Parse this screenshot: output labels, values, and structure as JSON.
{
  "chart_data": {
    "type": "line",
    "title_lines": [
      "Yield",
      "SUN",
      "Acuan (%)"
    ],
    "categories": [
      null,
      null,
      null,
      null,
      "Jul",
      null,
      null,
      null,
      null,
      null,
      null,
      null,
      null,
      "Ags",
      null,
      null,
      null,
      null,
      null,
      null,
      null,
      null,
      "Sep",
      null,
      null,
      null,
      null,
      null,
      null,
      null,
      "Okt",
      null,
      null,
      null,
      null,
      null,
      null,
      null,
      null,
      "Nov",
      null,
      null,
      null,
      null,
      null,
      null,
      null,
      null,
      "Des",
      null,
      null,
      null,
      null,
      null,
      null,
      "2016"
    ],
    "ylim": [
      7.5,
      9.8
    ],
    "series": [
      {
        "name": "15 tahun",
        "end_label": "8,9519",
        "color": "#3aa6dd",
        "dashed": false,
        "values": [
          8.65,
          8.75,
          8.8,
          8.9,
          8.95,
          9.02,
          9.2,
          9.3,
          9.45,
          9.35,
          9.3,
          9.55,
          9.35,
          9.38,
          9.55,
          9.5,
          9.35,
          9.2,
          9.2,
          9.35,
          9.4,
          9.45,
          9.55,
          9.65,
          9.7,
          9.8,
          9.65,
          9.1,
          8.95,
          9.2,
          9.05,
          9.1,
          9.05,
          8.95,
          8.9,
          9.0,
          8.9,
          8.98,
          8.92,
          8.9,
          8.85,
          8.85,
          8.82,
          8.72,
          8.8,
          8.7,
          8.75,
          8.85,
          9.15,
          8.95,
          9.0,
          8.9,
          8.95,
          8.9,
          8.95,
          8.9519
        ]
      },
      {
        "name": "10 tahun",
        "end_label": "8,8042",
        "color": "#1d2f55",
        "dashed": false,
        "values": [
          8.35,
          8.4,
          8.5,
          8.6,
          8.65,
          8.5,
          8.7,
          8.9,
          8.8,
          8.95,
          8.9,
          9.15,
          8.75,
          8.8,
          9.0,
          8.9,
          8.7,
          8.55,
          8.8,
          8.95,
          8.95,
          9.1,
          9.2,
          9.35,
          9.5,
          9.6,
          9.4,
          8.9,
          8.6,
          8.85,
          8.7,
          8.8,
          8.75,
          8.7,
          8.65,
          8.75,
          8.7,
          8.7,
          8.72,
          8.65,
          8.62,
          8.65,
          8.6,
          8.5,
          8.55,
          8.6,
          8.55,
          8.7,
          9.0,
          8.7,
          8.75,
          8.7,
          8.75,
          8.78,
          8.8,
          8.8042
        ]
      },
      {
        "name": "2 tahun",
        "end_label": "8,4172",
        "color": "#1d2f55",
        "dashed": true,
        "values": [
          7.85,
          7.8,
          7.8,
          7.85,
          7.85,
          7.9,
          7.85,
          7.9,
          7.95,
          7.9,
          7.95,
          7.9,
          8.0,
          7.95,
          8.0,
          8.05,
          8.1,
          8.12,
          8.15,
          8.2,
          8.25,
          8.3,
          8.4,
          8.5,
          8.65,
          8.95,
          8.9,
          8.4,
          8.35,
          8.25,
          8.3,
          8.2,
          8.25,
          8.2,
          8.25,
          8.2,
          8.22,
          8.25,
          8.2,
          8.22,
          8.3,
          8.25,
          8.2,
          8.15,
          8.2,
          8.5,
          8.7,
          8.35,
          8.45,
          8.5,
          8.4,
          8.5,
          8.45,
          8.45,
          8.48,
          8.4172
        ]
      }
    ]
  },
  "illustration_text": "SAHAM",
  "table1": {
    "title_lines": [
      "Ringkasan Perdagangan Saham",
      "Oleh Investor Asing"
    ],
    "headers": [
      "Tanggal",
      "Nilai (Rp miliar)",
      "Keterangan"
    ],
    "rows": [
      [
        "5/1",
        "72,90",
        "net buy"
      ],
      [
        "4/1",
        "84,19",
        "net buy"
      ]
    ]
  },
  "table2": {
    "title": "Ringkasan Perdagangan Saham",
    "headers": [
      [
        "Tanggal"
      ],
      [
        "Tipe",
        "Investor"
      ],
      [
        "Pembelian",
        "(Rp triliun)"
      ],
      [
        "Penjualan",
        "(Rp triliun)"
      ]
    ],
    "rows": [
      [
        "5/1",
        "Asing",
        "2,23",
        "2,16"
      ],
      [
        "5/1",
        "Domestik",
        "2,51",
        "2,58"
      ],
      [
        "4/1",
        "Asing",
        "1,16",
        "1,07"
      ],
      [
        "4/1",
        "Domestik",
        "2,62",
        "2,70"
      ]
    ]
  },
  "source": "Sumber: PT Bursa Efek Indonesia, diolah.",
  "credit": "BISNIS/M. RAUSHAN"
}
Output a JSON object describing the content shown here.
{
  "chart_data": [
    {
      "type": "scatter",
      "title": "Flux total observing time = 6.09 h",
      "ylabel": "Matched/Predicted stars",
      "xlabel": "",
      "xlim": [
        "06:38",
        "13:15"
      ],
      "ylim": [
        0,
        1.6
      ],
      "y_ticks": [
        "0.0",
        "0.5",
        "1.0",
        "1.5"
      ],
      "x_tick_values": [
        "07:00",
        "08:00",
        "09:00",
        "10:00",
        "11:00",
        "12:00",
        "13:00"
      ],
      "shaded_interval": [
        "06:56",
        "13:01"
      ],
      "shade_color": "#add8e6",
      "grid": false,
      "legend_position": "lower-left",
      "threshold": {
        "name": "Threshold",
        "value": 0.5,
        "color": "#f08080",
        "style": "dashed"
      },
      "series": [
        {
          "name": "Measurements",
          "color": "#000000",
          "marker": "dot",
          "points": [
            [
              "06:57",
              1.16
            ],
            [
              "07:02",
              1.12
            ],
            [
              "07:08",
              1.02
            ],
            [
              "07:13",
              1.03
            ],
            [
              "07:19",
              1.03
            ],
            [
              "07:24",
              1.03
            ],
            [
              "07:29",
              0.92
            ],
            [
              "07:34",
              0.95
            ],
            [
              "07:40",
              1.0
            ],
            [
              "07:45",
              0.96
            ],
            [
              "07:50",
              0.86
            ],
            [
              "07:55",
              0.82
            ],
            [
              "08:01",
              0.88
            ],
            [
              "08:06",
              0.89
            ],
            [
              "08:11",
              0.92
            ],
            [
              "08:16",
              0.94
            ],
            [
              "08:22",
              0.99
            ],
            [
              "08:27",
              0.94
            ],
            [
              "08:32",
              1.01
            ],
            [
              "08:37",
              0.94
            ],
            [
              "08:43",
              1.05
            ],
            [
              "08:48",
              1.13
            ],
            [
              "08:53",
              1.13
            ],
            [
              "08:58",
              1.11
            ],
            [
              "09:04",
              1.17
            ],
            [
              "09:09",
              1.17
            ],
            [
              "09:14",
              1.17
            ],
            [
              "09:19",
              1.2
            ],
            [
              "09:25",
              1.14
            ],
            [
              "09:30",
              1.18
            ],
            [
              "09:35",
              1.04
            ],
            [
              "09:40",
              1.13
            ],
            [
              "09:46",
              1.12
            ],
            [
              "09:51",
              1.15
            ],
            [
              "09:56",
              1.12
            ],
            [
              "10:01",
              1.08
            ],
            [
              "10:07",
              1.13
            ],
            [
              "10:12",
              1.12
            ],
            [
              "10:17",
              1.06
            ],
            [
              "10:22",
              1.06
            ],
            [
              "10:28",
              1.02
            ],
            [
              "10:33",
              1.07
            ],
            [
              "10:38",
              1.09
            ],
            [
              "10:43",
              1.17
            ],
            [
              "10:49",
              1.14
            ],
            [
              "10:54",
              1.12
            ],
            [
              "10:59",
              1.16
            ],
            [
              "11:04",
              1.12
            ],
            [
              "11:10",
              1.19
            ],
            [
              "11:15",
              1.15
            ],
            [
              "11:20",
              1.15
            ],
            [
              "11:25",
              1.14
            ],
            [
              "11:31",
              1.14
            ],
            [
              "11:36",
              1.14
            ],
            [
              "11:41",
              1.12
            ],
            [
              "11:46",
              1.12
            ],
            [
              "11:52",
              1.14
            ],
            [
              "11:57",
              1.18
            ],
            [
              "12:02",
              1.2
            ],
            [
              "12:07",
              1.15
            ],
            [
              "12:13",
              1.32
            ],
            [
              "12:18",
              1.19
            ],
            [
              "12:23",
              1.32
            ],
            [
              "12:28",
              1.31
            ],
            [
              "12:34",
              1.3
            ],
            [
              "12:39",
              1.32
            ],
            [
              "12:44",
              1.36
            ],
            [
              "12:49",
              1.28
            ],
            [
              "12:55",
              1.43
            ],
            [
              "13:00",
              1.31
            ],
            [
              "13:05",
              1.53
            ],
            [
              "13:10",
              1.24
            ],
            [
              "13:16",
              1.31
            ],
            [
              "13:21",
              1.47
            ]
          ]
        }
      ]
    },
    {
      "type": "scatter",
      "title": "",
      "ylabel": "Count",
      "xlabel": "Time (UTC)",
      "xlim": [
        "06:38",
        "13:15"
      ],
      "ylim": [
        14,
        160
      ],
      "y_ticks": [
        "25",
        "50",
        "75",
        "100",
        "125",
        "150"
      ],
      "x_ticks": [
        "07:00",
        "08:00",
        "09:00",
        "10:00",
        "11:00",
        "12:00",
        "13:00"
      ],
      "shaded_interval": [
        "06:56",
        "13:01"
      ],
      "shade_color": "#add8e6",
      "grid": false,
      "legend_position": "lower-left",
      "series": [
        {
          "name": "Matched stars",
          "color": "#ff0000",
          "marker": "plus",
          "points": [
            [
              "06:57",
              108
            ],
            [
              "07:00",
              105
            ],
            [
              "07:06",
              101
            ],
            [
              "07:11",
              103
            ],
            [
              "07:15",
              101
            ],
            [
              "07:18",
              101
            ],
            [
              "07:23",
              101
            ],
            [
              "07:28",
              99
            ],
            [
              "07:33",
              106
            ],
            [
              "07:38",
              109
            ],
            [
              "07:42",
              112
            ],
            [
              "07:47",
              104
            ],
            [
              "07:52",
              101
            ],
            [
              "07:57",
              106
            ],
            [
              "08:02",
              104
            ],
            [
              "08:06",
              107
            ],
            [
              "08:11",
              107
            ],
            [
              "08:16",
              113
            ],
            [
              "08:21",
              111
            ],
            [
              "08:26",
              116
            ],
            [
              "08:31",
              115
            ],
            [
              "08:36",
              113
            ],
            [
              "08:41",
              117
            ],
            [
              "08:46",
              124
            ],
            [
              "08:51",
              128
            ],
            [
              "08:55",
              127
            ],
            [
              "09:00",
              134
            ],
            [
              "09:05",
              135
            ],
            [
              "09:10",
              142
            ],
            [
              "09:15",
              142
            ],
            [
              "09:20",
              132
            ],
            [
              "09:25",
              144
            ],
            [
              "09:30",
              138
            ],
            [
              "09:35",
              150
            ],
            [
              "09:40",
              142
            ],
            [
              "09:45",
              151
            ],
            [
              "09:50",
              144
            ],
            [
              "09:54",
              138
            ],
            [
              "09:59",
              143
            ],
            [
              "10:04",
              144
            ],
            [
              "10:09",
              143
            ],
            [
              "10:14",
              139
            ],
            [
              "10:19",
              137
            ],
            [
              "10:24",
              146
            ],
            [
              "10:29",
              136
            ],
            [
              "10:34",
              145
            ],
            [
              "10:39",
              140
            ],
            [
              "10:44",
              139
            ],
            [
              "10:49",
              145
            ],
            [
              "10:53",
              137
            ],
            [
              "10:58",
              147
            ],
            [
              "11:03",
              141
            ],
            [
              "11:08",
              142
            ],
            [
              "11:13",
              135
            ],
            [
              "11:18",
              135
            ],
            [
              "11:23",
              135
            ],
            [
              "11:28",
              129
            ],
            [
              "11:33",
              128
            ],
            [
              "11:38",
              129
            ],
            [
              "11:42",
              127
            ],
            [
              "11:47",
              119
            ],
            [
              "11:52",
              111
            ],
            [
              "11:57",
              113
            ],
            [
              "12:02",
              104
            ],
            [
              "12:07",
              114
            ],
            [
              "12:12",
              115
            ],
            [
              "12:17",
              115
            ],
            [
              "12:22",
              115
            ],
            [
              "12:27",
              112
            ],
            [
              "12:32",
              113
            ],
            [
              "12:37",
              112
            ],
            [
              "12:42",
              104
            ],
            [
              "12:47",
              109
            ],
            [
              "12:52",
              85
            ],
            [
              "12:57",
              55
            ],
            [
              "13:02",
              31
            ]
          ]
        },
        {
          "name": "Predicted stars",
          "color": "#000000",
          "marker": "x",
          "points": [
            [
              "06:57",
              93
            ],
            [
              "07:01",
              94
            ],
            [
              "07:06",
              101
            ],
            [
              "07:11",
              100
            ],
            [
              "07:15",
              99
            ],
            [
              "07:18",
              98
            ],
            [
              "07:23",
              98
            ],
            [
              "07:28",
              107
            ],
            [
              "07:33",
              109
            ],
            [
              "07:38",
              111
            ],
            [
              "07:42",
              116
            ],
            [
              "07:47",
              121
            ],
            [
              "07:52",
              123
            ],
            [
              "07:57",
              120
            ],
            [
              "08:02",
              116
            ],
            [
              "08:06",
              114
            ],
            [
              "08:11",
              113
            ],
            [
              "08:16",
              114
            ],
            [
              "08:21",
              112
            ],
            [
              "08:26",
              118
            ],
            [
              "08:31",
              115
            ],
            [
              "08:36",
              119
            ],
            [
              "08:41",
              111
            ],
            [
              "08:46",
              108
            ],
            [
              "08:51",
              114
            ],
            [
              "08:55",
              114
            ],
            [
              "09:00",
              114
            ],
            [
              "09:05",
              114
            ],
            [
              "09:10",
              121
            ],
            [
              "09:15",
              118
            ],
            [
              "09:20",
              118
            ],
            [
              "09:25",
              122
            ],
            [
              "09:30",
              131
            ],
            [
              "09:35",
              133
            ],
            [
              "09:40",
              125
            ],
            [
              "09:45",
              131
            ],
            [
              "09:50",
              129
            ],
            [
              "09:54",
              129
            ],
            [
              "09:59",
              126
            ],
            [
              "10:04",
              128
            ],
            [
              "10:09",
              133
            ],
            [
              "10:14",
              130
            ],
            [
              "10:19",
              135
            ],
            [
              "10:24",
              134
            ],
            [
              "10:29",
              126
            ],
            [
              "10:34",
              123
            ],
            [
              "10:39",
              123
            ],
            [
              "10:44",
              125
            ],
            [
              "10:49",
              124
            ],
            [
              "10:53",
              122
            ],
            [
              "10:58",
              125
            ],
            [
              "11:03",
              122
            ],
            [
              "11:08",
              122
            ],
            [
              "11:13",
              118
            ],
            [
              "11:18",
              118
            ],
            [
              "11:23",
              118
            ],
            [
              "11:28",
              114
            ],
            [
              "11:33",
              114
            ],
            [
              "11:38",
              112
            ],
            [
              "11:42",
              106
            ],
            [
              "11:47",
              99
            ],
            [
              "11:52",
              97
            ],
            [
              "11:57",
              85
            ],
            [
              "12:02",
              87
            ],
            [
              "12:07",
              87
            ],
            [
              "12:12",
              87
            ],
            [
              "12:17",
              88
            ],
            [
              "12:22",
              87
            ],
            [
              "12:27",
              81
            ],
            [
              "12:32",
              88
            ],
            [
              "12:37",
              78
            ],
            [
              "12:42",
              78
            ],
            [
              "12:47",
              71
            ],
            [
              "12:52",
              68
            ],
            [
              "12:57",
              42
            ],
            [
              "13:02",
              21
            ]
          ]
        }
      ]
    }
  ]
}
======
- _Given instruction_:
Copy each line holding the word "Ringkasan" from the listing above.

- _Result of the task_:
      "Ringkasan Perdagangan Saham",
    "title": "Ringkasan Perdagangan Saham",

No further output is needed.